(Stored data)
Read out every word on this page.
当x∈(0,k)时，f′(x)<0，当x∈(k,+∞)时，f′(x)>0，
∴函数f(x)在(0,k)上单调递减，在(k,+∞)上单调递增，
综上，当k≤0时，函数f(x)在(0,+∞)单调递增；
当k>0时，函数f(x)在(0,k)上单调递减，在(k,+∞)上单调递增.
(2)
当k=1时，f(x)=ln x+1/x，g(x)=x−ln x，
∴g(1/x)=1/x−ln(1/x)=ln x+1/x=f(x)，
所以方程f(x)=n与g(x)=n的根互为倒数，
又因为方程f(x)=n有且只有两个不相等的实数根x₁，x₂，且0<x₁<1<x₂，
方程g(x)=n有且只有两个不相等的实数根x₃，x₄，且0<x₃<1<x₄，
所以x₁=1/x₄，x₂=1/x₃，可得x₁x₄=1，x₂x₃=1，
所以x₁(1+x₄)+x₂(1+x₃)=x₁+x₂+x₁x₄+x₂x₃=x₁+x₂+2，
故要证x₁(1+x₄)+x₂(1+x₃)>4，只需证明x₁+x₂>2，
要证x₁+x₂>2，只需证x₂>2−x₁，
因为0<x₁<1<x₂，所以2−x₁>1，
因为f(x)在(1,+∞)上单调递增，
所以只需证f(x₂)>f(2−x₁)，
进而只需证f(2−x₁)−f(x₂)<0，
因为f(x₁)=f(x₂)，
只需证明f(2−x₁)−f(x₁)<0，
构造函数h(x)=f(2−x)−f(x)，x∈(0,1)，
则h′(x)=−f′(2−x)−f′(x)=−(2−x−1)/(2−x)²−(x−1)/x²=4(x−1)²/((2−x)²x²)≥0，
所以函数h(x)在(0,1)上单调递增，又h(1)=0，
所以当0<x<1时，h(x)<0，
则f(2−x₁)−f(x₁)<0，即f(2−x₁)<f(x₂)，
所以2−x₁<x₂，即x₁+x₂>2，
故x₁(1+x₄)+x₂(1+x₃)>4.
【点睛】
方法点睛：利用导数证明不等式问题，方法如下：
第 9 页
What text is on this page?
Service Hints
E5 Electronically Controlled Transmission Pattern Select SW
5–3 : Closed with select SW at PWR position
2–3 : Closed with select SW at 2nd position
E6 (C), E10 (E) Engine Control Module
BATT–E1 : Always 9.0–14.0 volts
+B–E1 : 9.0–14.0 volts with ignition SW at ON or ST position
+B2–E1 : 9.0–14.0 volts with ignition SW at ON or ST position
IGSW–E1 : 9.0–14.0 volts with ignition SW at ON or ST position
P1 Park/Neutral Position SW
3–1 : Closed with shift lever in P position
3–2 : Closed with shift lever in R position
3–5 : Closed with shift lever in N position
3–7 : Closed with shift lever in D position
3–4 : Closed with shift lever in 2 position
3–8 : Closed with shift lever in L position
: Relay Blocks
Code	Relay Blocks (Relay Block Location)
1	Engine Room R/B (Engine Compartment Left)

**INSTRUCTIONS FOR THE TASK:** Extract each line holding the string "上单调递减".

**RESPONSE TO THE TASK:**
∴函数f(x)在(0,k)上单调递减，在(k,+∞)上单调递增，
当k>0时，函数f(x)在(0,k)上单调递减，在(k,+∞)上单调递增.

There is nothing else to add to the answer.